• _CHALLENGE_
Everything in the data should be repeated exactly, save for the images.
====== DATA FOR THE TASK ======
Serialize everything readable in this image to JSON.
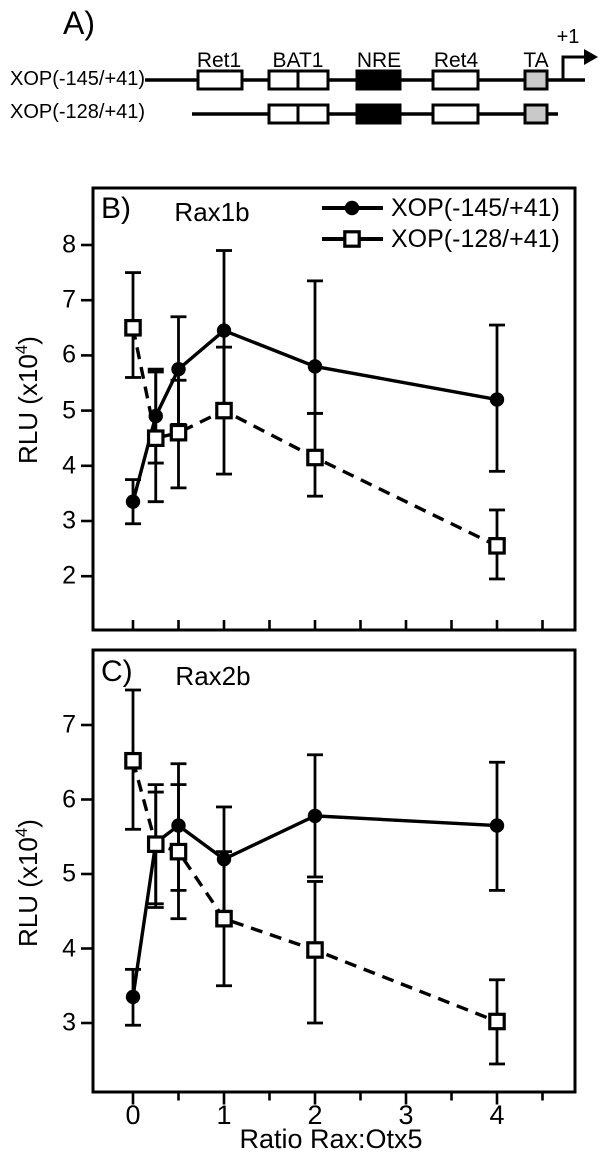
{
  "panel_a": {
    "label": "A)",
    "constructs": [
      {
        "name": "XOP(-145/+41)"
      },
      {
        "name": "XOP(-128/+41)"
      }
    ],
    "motif_labels": [
      "Ret1",
      "BAT1",
      "NRE",
      "Ret4",
      "TA"
    ],
    "tss_label": "+1",
    "colors": {
      "open": "#ffffff",
      "nre": "#000000",
      "ta": "#c9c9c9"
    }
  },
  "chart_data": [
    {
      "type": "line",
      "panel_label": "B)",
      "title": "Rax1b",
      "ylabel_base": "RLU (x10",
      "ylabel_sup": "4",
      "ylabel_close": ")",
      "x": [
        0,
        0.25,
        0.5,
        1,
        2,
        4
      ],
      "xlim": [
        -0.44,
        4.86
      ],
      "ylim": [
        1,
        9
      ],
      "yticks": [
        2,
        3,
        4,
        5,
        6,
        7,
        8
      ],
      "xticks": [
        0,
        1,
        2,
        3,
        4
      ],
      "xtick_minor_step": 0.5,
      "x_tick_labels_visible": false,
      "grid": false,
      "legend": {
        "position": "top-right",
        "entries": [
          "XOP(-145/+41)",
          "XOP(-128/+41)"
        ]
      },
      "series": [
        {
          "name": "XOP(-145/+41)",
          "marker": "filled-circle",
          "line_style": "solid",
          "values": [
            3.35,
            4.9,
            5.75,
            6.45,
            5.8,
            5.2
          ],
          "err_lo": [
            2.95,
            4.05,
            4.75,
            5.0,
            4.95,
            3.9
          ],
          "err_hi": [
            3.75,
            5.75,
            6.7,
            7.9,
            7.35,
            6.55
          ]
        },
        {
          "name": "XOP(-128/+41)",
          "marker": "open-square",
          "line_style": "dashed",
          "values": [
            6.5,
            4.5,
            4.6,
            5.0,
            4.15,
            2.55
          ],
          "err_lo": [
            5.6,
            3.35,
            3.6,
            3.85,
            3.45,
            1.95
          ],
          "err_hi": [
            7.5,
            5.7,
            5.55,
            6.15,
            4.95,
            3.2
          ]
        }
      ]
    },
    {
      "type": "line",
      "panel_label": "C)",
      "title": "Rax2b",
      "xlabel": "Ratio Rax:Otx5",
      "ylabel_base": "RLU (x10",
      "ylabel_sup": "4",
      "ylabel_close": ")",
      "x": [
        0,
        0.25,
        0.5,
        1,
        2,
        4
      ],
      "xlim": [
        -0.44,
        4.86
      ],
      "ylim": [
        2,
        8
      ],
      "yticks": [
        3,
        4,
        5,
        6,
        7
      ],
      "xticks": [
        0,
        1,
        2,
        3,
        4
      ],
      "xtick_minor_step": 0.5,
      "x_tick_labels_visible": true,
      "grid": false,
      "series": [
        {
          "name": "XOP(-145/+41)",
          "marker": "filled-circle",
          "line_style": "solid",
          "values": [
            3.35,
            5.42,
            5.65,
            5.2,
            5.78,
            5.65
          ],
          "err_lo": [
            2.97,
            4.6,
            4.78,
            4.5,
            4.96,
            4.78
          ],
          "err_hi": [
            3.72,
            6.2,
            6.48,
            5.9,
            6.6,
            6.5
          ]
        },
        {
          "name": "XOP(-128/+41)",
          "marker": "open-square",
          "line_style": "dashed",
          "values": [
            6.52,
            5.4,
            5.3,
            4.4,
            3.98,
            3.02
          ],
          "err_lo": [
            5.6,
            4.55,
            4.4,
            3.5,
            3.0,
            2.45
          ],
          "err_hi": [
            7.47,
            6.1,
            6.2,
            5.3,
            4.9,
            3.58
          ]
        }
      ]
    }
  ]
}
======
• _FINAL ANSWER_
Serialize everything readable in this image to JSON.
{
  "panel_a": {
    "label": "A)",
    "constructs": [
      {
        "name": "XOP(-145/+41)"
      },
      {
        "name": "XOP(-128/+41)"
      }
    ],
    "motif_labels": [
      "Ret1",
      "BAT1",
      "NRE",
      "Ret4",
      "TA"
    ],
    "tss_label": "+1",
    "colors": {
      "open": "#ffffff",
      "nre": "#000000",
      "ta": "#c9c9c9"
    }
  },
  "chart_data": [
    {
      "type": "line",
      "panel_label": "B)",
      "title": "Rax1b",
      "ylabel_base": "RLU (x10",
      "ylabel_sup": "4",
      "ylabel_close": ")",
      "x": [
        0,
        0.25,
        0.5,
        1,
        2,
        4
      ],
      "xlim": [
        -0.44,
        4.86
      ],
      "ylim": [
        1,
        9
      ],
      "yticks": [
        2,
        3,
        4,
        5,
        6,
        7,
        8
      ],
      "xticks": [
        0,
        1,
        2,
        3,
        4
      ],
      "xtick_minor_step": 0.5,
      "x_tick_labels_visible": false,
      "grid": false,
      "legend": {
        "position": "top-right",
        "entries": [
          "XOP(-145/+41)",
          "XOP(-128/+41)"
        ]
      },
      "series": [
        {
          "name": "XOP(-145/+41)",
          "marker": "filled-circle",
          "line_style": "solid",
          "values": [
            3.35,
            4.9,
            5.75,
            6.45,
            5.8,
            5.2
          ],
          "err_lo": [
            2.95,
            4.05,
            4.75,
            5.0,
            4.95,
            3.9
          ],
          "err_hi": [
            3.75,
            5.75,
            6.7,
            7.9,
            7.35,
            6.55
          ]
        },
        {
          "name": "XOP(-128/+41)",
          "marker": "open-square",
          "line_style": "dashed",
          "values": [
            6.5,
            4.5,
            4.6,
            5.0,
            4.15,
            2.55
          ],
          "err_lo": [
            5.6,
            3.35,
            3.6,
            3.85,
            3.45,
            1.95
          ],
          "err_hi": [
            7.5,
            5.7,
            5.55,
            6.15,
            4.95,
            3.2
          ]
        }
      ]
    },
    {
      "type": "line",
      "panel_label": "C)",
      "title": "Rax2b",
      "xlabel": "Ratio Rax:Otx5",
      "ylabel_base": "RLU (x10",
      "ylabel_sup": "4",
      "ylabel_close": ")",
      "x": [
        0,
        0.25,
        0.5,
        1,
        2,
        4
      ],
      "xlim": [
        -0.44,
        4.86
      ],
      "ylim": [
        2,
        8
      ],
      "yticks": [
        3,
        4,
        5,
        6,
        7
      ],
      "xticks": [
        0,
        1,
        2,
        3,
        4
      ],
      "xtick_minor_step": 0.5,
      "x_tick_labels_visible": true,
      "grid": false,
      "series": [
        {
          "name": "XOP(-145/+41)",
          "marker": "filled-circle",
          "line_style": "solid",
          "values": [
            3.35,
            5.42,
            5.65,
            5.2,
            5.78,
            5.65
          ],
          "err_lo": [
            2.97,
            4.6,
            4.78,
            4.5,
            4.96,
            4.78
          ],
          "err_hi": [
            3.72,
            6.2,
            6.48,
            5.9,
            6.6,
            6.5
          ]
        },
        {
          "name": "XOP(-128/+41)",
          "marker": "open-square",
          "line_style": "dashed",
          "values": [
            6.52,
            5.4,
            5.3,
            4.4,
            3.98,
            3.02
          ],
          "err_lo": [
            5.6,
            4.55,
            4.4,
            3.5,
            3.0,
            2.45
          ],
          "err_hi": [
            7.47,
            6.1,
            6.2,
            5.3,
            4.9,
            3.58
          ]
        }
      ]
    }
  ]
}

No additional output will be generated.